(Chart and figure data)
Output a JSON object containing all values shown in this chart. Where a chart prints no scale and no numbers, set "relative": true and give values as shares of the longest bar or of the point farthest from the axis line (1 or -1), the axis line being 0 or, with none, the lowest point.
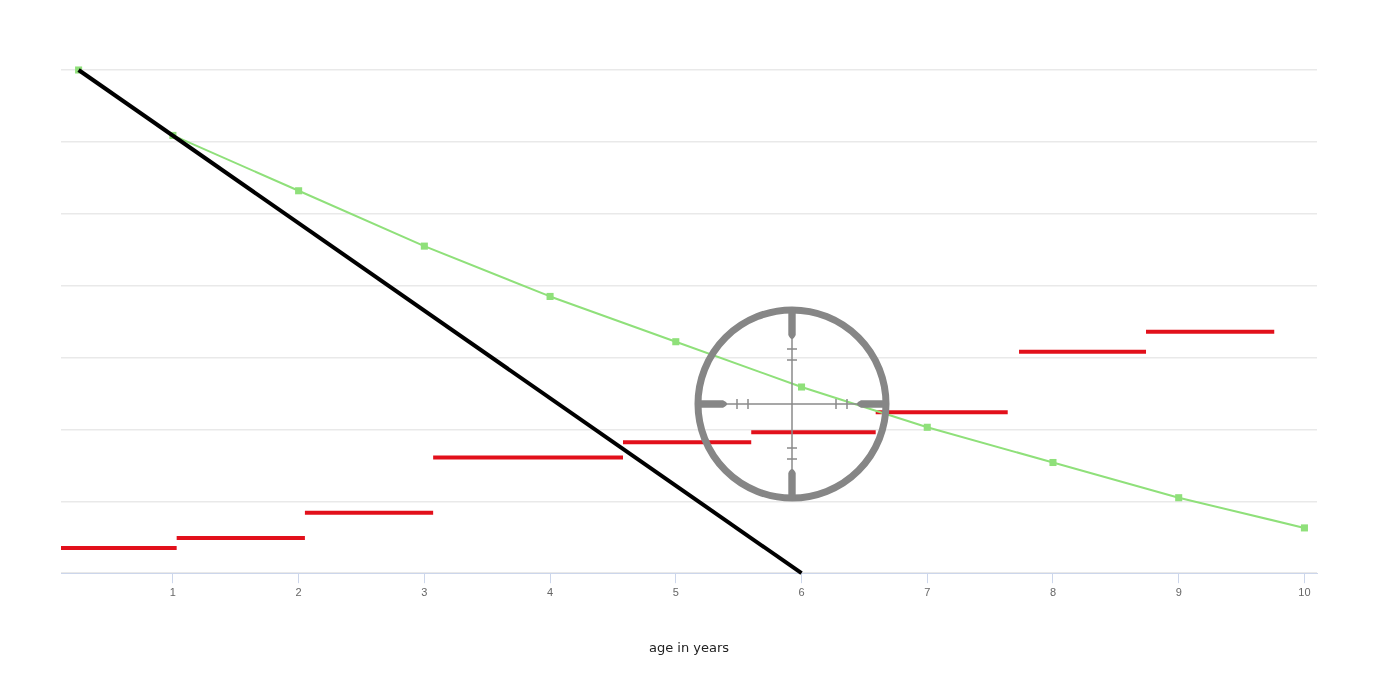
{
  "chart_data": {
    "type": "line",
    "relative": true,
    "xlabel": "age in years",
    "xlim": [
      0.11,
      10.1
    ],
    "xticks": [
      1,
      2,
      3,
      4,
      5,
      6,
      7,
      8,
      9,
      10
    ],
    "grid": "y",
    "series": [
      {
        "color": "#e2101b",
        "x": [
          0.11,
          1.03
        ],
        "values": [
          0.05,
          0.05
        ]
      },
      {
        "color": "#e2101b",
        "x": [
          1.03,
          2.05
        ],
        "values": [
          0.07,
          0.07
        ]
      },
      {
        "color": "#e2101b",
        "x": [
          2.05,
          3.07
        ],
        "values": [
          0.12,
          0.12
        ]
      },
      {
        "color": "#e2101b",
        "x": [
          3.07,
          4.58
        ],
        "values": [
          0.23,
          0.23
        ]
      },
      {
        "color": "#e2101b",
        "x": [
          4.58,
          5.6
        ],
        "values": [
          0.26,
          0.26
        ]
      },
      {
        "color": "#e2101b",
        "x": [
          5.6,
          6.59
        ],
        "values": [
          0.28,
          0.28
        ]
      },
      {
        "color": "#e2101b",
        "x": [
          6.59,
          7.64
        ],
        "values": [
          0.32,
          0.32
        ]
      },
      {
        "color": "#e2101b",
        "x": [
          7.73,
          8.74
        ],
        "values": [
          0.44,
          0.44
        ]
      },
      {
        "color": "#e2101b",
        "x": [
          8.74,
          9.76
        ],
        "values": [
          0.48,
          0.48
        ]
      },
      {
        "color": "#8fe07a",
        "marker": "square",
        "x": [
          0.25,
          1,
          2,
          3,
          4,
          5,
          6,
          7,
          8,
          9,
          10
        ],
        "values": [
          1,
          0.87,
          0.76,
          0.65,
          0.55,
          0.46,
          0.37,
          0.29,
          0.22,
          0.15,
          0.09
        ]
      },
      {
        "color": "#000000",
        "x": [
          0.25,
          6
        ],
        "values": [
          1,
          0
        ]
      }
    ]
  }
}
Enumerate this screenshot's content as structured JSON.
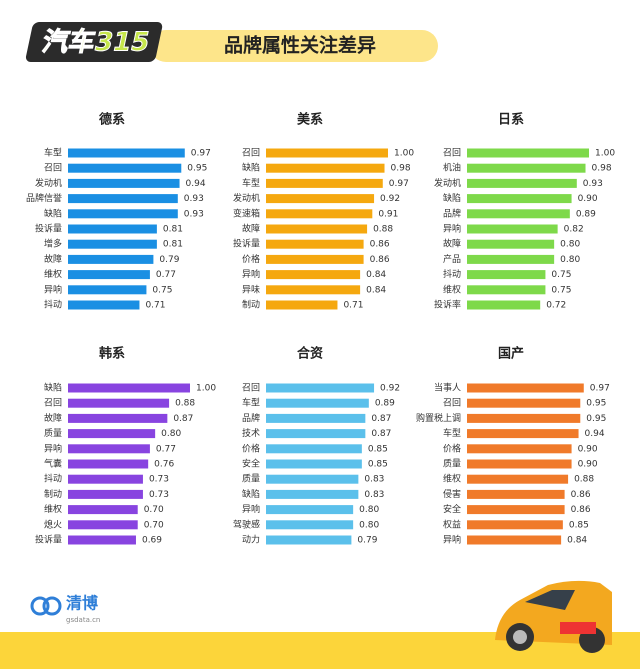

» WORK TO COMPLETE: Return the full material word for word. Do not include the pictures.

» ANSWER TO THE TASK:
Output a JSON object containing all values shown in this chart. Where a chart prints no scale and no numbers, set "relative": true and give values as shares of the longest bar or of the point farthest from the axis line (1 or -1), the axis line being 0 or, with none, the lowest point.
{
  "chart_data": {
    "type": "line",
    "relative": true,
    "xlabel": "age in years",
    "xlim": [
      0.11,
      10.1
    ],
    "xticks": [
      1,
      2,
      3,
      4,
      5,
      6,
      7,
      8,
      9,
      10
    ],
    "grid": "y",
    "series": [
      {
        "color": "#e2101b",
        "x": [
          0.11,
          1.03
        ],
        "values": [
          0.05,
          0.05
        ]
      },
      {
        "color": "#e2101b",
        "x": [
          1.03,
          2.05
        ],
        "values": [
          0.07,
          0.07
        ]
      },
      {
        "color": "#e2101b",
        "x": [
          2.05,
          3.07
        ],
        "values": [
          0.12,
          0.12
        ]
      },
      {
        "color": "#e2101b",
        "x": [
          3.07,
          4.58
        ],
        "values": [
          0.23,
          0.23
        ]
      },
      {
        "color": "#e2101b",
        "x": [
          4.58,
          5.6
        ],
        "values": [
          0.26,
          0.26
        ]
      },
      {
        "color": "#e2101b",
        "x": [
          5.6,
          6.59
        ],
        "values": [
          0.28,
          0.28
        ]
      },
      {
        "color": "#e2101b",
        "x": [
          6.59,
          7.64
        ],
        "values": [
          0.32,
          0.32
        ]
      },
      {
        "color": "#e2101b",
        "x": [
          7.73,
          8.74
        ],
        "values": [
          0.44,
          0.44
        ]
      },
      {
        "color": "#e2101b",
        "x": [
          8.74,
          9.76
        ],
        "values": [
          0.48,
          0.48
        ]
      },
      {
        "color": "#8fe07a",
        "marker": "square",
        "x": [
          0.25,
          1,
          2,
          3,
          4,
          5,
          6,
          7,
          8,
          9,
          10
        ],
        "values": [
          1,
          0.87,
          0.76,
          0.65,
          0.55,
          0.46,
          0.37,
          0.29,
          0.22,
          0.15,
          0.09
        ]
      },
      {
        "color": "#000000",
        "x": [
          0.25,
          6
        ],
        "values": [
          1,
          0
        ]
      }
    ]
  }
}
Enumerate this screenshot's content as structured JSON.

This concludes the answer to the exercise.